### OBJECTIVE
Look through the records below and collect all lines that hold the string "Jaringan".
::: STORED DATA :::
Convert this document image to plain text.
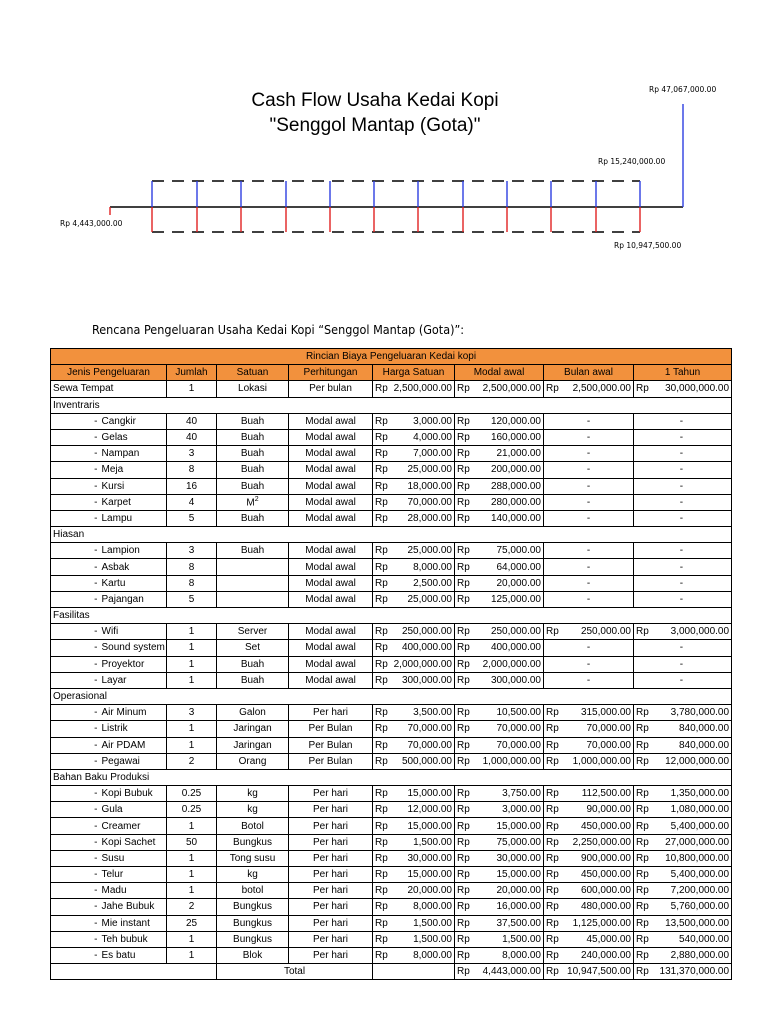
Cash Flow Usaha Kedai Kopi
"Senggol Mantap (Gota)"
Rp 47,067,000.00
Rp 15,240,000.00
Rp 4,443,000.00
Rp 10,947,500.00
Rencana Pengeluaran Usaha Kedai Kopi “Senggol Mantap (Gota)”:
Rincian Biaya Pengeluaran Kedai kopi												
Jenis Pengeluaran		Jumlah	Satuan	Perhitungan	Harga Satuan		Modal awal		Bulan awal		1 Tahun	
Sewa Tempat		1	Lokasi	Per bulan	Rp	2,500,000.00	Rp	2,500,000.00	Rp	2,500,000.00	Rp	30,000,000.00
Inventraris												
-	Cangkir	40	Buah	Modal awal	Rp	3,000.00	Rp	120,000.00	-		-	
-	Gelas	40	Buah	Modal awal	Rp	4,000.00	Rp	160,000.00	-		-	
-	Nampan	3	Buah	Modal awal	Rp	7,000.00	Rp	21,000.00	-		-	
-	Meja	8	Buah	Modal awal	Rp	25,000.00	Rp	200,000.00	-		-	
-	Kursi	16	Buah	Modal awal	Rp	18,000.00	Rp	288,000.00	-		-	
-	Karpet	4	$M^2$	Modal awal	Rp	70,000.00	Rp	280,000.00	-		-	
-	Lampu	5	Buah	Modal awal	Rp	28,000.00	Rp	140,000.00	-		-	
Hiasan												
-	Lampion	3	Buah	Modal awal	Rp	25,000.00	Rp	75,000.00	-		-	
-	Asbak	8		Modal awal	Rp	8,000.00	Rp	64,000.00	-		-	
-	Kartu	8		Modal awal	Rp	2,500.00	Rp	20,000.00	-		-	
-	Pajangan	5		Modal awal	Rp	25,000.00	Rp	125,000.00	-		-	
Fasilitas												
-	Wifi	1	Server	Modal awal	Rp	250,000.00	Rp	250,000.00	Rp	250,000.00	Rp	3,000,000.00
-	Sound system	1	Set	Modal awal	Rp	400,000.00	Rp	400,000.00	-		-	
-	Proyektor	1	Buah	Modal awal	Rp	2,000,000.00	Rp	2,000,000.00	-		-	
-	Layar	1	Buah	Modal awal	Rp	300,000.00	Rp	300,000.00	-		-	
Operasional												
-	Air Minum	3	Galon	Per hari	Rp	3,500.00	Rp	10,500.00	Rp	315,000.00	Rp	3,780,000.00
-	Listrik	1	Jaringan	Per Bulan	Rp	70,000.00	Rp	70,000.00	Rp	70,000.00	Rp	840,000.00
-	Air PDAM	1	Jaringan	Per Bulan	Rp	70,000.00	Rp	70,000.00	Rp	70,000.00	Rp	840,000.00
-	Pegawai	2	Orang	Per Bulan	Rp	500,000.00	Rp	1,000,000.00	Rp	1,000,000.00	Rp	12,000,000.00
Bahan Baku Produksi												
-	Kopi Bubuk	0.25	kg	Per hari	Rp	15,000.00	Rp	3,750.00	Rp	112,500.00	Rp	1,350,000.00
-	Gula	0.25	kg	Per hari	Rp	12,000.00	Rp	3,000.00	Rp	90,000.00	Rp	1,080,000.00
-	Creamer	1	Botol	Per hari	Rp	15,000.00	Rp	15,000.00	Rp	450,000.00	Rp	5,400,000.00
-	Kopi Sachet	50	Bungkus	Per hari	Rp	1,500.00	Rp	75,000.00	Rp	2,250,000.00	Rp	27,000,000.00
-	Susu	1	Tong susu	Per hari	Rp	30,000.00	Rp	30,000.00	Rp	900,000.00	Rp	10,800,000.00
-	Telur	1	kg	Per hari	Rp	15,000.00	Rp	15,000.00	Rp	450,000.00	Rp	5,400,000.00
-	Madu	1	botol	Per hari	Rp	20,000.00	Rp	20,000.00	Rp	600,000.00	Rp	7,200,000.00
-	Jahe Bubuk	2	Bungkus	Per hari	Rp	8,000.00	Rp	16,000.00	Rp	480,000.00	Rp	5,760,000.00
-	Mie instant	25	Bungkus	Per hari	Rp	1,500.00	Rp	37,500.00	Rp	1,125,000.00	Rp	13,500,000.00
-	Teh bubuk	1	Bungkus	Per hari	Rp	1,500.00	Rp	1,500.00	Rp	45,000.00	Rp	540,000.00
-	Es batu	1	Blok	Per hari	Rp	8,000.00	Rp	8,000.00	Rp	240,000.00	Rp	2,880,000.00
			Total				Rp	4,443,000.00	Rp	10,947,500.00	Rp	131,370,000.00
:::
### EXERCISE ANSWER
-	Listrik	1	Jaringan	Per Bulan	Rp	70,000.00	Rp	70,000.00	Rp	70,000.00	Rp	840,000.00
-	Air PDAM	1	Jaringan	Per Bulan	Rp	70,000.00	Rp	70,000.00	Rp	70,000.00	Rp	840,000.00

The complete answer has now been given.